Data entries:
▼

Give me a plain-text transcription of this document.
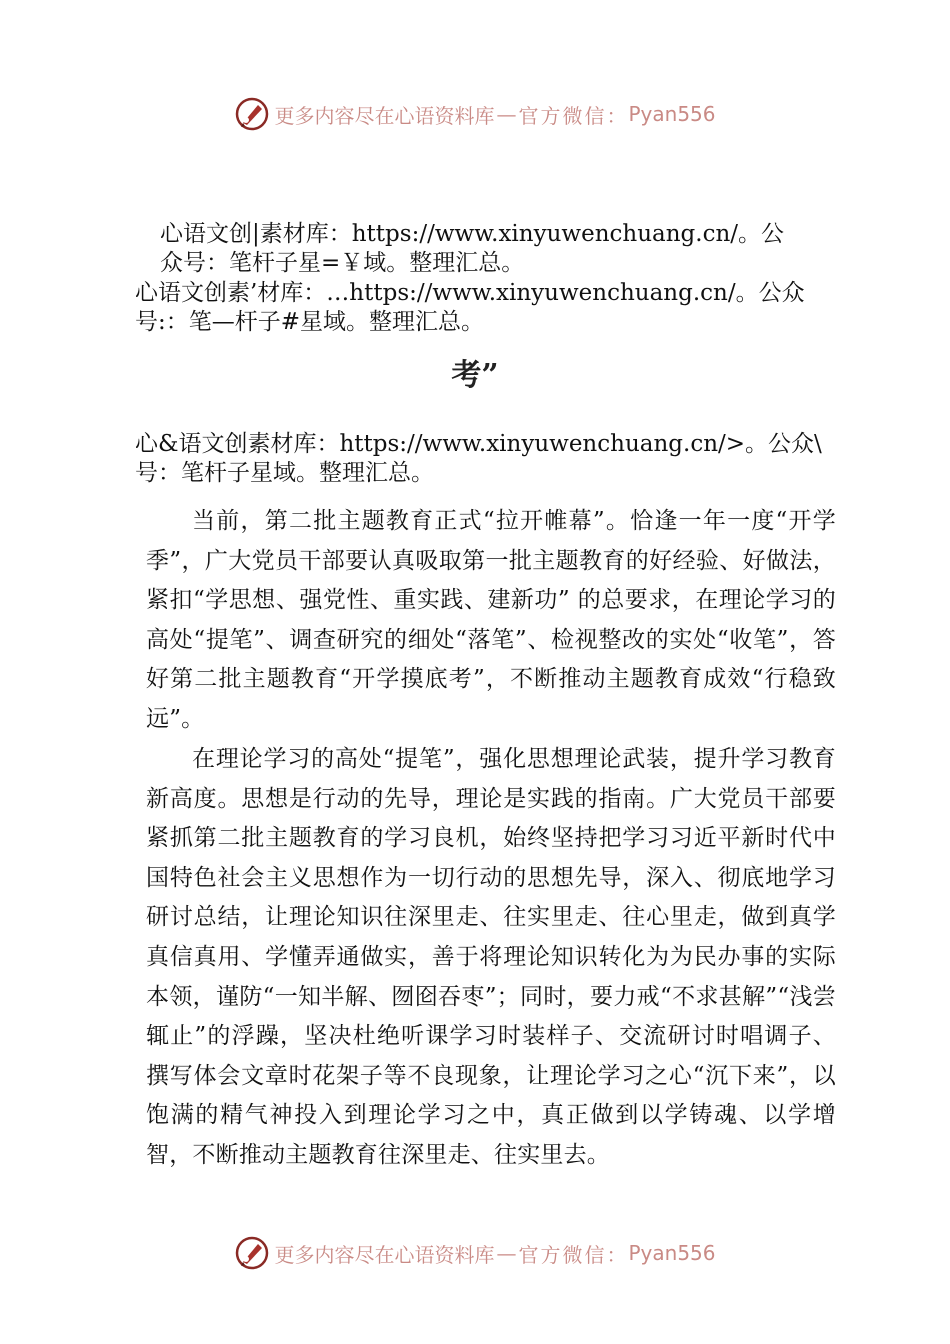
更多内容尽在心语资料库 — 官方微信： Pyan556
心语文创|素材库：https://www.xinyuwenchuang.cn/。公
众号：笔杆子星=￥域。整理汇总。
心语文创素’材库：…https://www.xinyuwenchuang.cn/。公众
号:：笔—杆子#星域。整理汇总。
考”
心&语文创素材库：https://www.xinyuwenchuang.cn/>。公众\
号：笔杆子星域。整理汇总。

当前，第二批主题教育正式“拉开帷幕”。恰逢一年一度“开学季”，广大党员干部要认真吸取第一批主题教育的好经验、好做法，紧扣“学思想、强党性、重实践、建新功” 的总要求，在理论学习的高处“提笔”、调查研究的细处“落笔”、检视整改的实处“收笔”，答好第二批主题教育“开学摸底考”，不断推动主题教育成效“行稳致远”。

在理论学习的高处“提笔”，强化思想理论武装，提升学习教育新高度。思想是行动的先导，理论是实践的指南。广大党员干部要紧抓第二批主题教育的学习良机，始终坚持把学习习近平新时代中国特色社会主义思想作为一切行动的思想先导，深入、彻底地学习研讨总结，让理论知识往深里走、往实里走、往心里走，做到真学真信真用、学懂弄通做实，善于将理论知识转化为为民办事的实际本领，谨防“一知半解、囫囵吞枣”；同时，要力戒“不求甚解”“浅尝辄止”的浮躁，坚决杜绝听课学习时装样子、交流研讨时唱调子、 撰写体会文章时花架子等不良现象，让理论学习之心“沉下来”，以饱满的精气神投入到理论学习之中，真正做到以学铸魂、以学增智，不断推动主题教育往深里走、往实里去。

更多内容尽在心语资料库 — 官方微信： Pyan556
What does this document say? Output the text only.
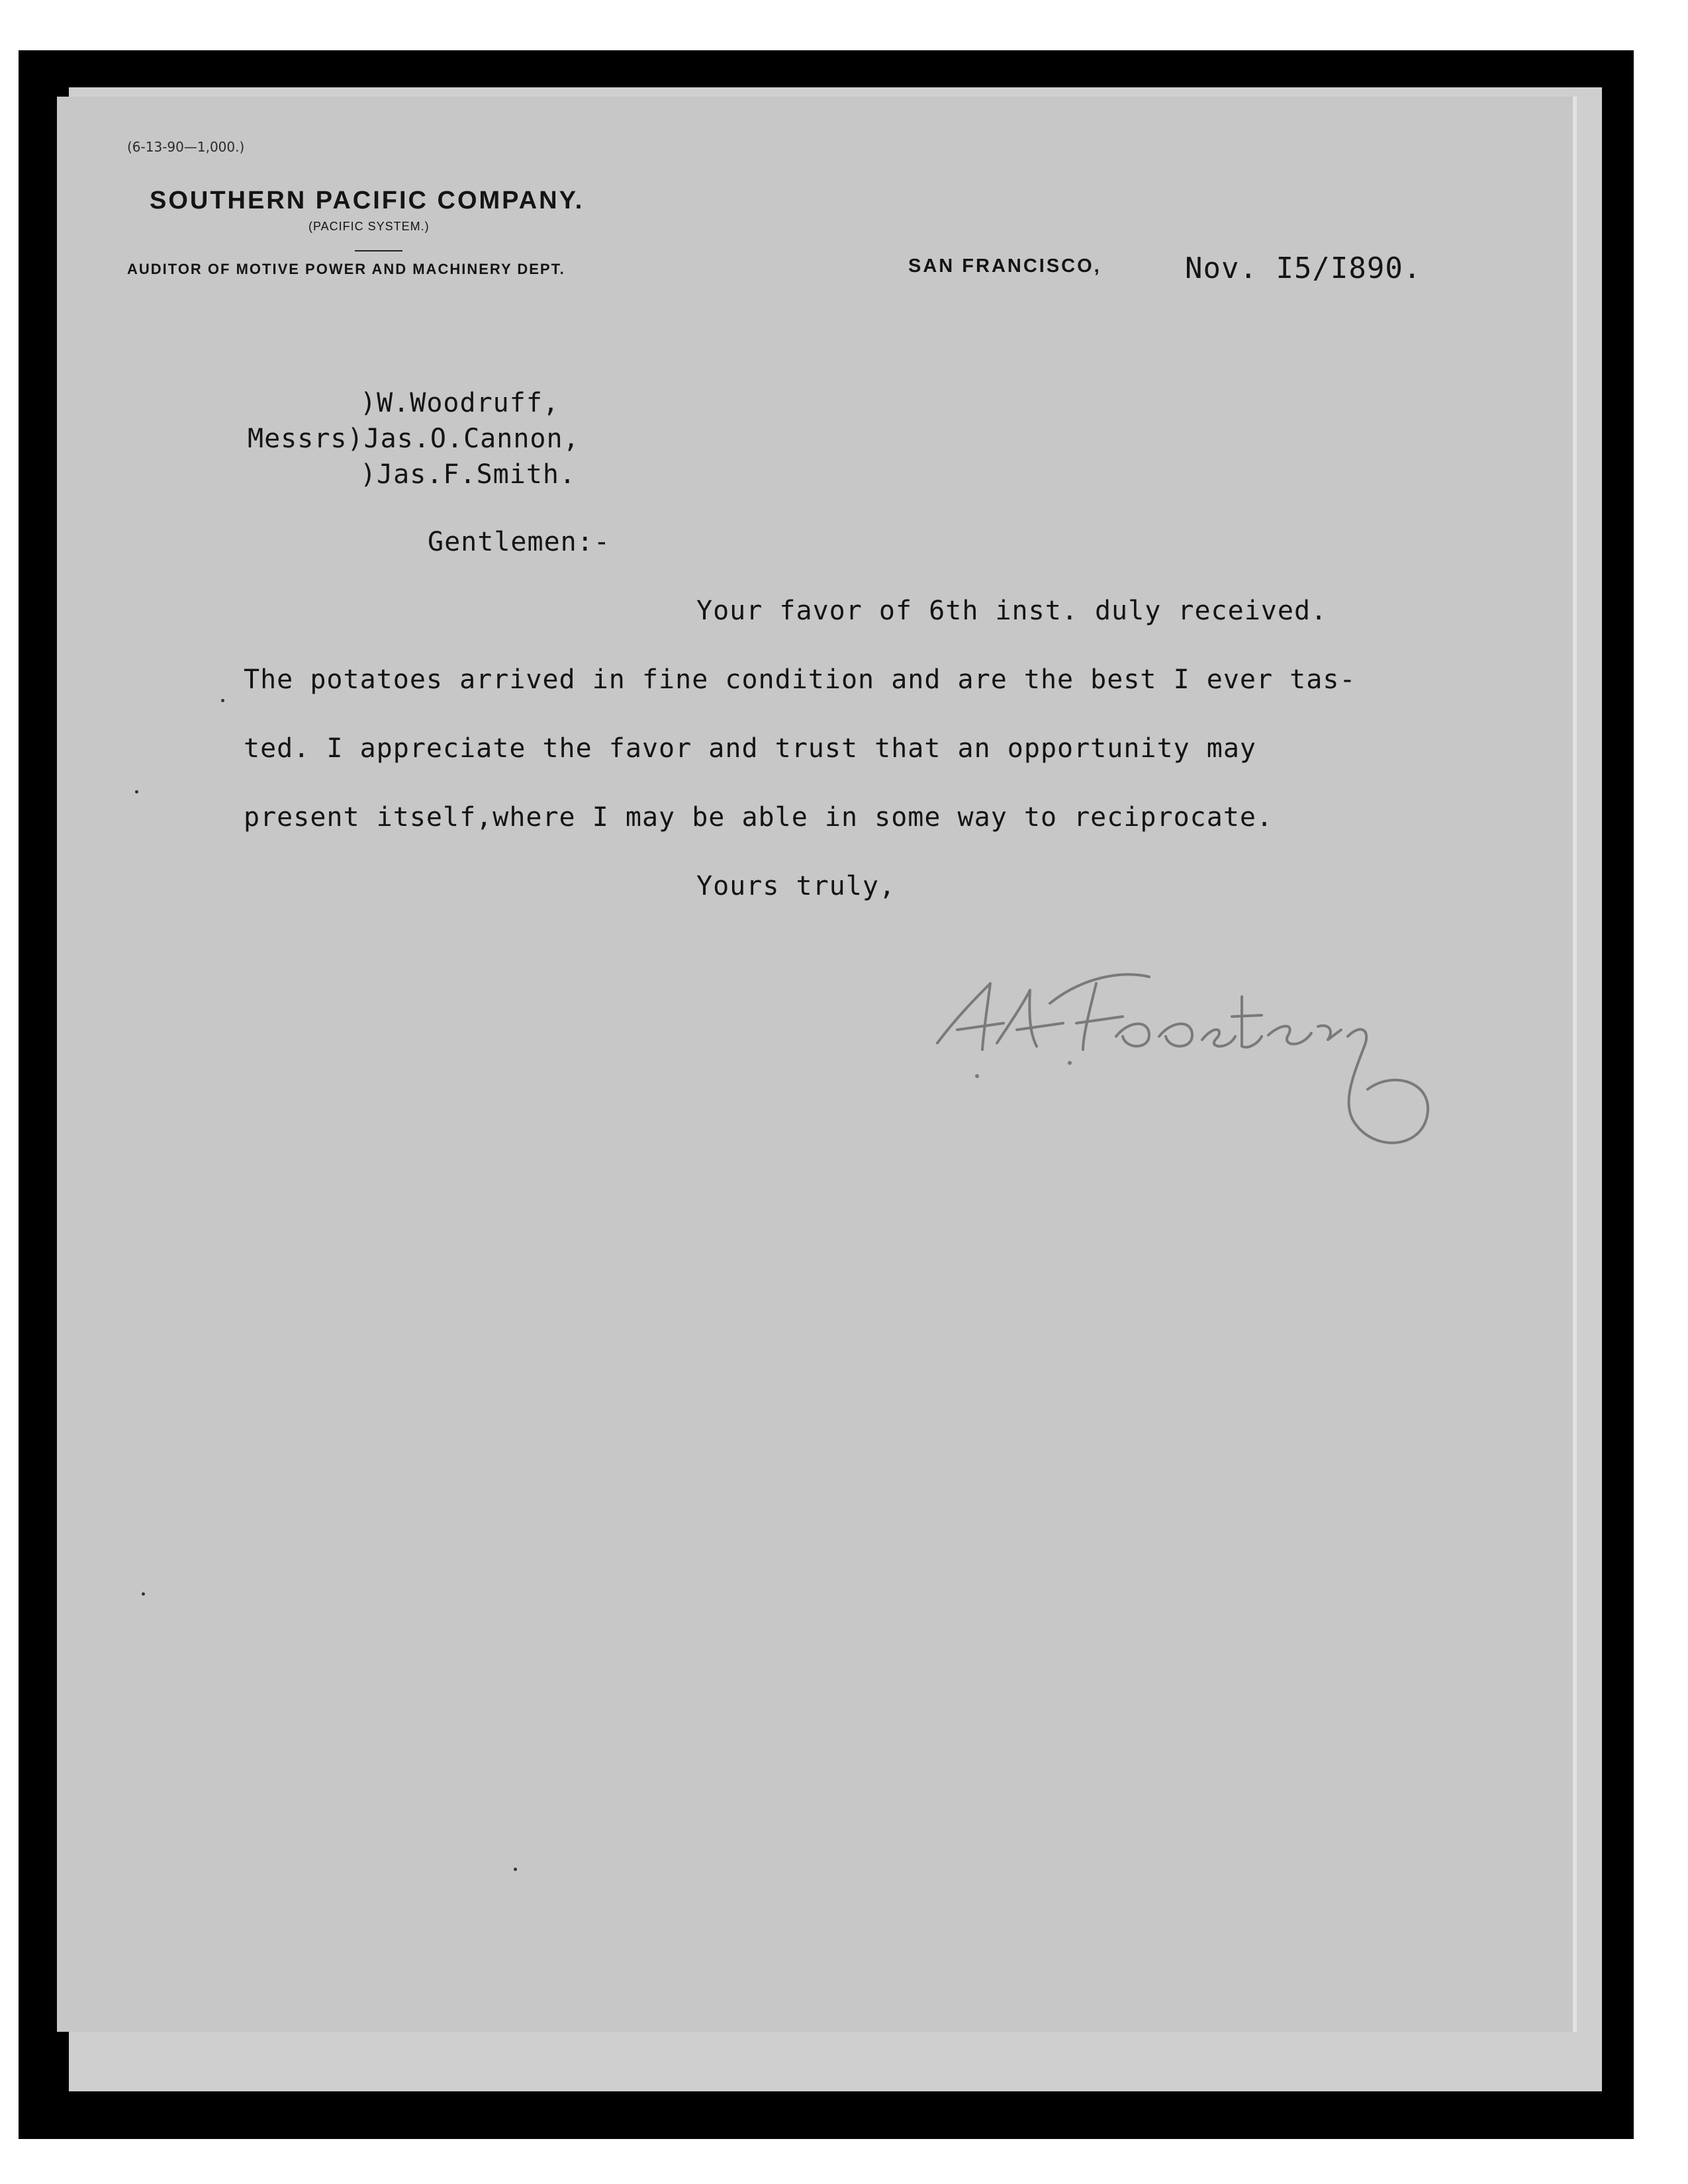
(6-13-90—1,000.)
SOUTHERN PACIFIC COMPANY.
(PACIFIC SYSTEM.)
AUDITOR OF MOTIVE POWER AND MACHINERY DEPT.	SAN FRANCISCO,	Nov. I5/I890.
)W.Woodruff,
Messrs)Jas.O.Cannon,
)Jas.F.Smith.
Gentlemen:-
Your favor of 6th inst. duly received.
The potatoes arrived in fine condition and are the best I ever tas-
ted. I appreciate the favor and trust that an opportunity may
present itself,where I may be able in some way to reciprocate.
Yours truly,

▲

All the records above need to be given again word for word. Skip the pictures.

◆ TASK ANSWER ◆
Give me a plain-text transcription of this document.
更多内容尽在心语资料库 — 官方微信： Pyan556
心语文创|素材库：https://www.xinyuwenchuang.cn/。公
众号：笔杆子星=￥域。整理汇总。
心语文创素’材库：…https://www.xinyuwenchuang.cn/。公众
号:：笔—杆子#星域。整理汇总。
考”
心&语文创素材库：https://www.xinyuwenchuang.cn/>。公众\
号：笔杆子星域。整理汇总。

当前，第二批主题教育正式“拉开帷幕”。恰逢一年一度“开学季”，广大党员干部要认真吸取第一批主题教育的好经验、好做法，紧扣“学思想、强党性、重实践、建新功” 的总要求，在理论学习的高处“提笔”、调查研究的细处“落笔”、检视整改的实处“收笔”，答好第二批主题教育“开学摸底考”，不断推动主题教育成效“行稳致远”。

在理论学习的高处“提笔”，强化思想理论武装，提升学习教育新高度。思想是行动的先导，理论是实践的指南。广大党员干部要紧抓第二批主题教育的学习良机，始终坚持把学习习近平新时代中国特色社会主义思想作为一切行动的思想先导，深入、彻底地学习研讨总结，让理论知识往深里走、往实里走、往心里走，做到真学真信真用、学懂弄通做实，善于将理论知识转化为为民办事的实际本领，谨防“一知半解、囫囵吞枣”；同时，要力戒“不求甚解”“浅尝辄止”的浮躁，坚决杜绝听课学习时装样子、交流研讨时唱调子、 撰写体会文章时花架子等不良现象，让理论学习之心“沉下来”，以饱满的精气神投入到理论学习之中，真正做到以学铸魂、以学增智，不断推动主题教育往深里走、往实里去。

更多内容尽在心语资料库 — 官方微信： Pyan556
What does this document say? Output the text only.
(6-13-90—1,000.)
SOUTHERN PACIFIC COMPANY.
(PACIFIC SYSTEM.)
AUDITOR OF MOTIVE POWER AND MACHINERY DEPT.	SAN FRANCISCO,	Nov. I5/I890.
)W.Woodruff,
Messrs)Jas.O.Cannon,
)Jas.F.Smith.
Gentlemen:-
Your favor of 6th inst. duly received.
The potatoes arrived in fine condition and are the best I ever tas-
ted. I appreciate the favor and trust that an opportunity may
present itself,where I may be able in some way to reciprocate.
Yours truly,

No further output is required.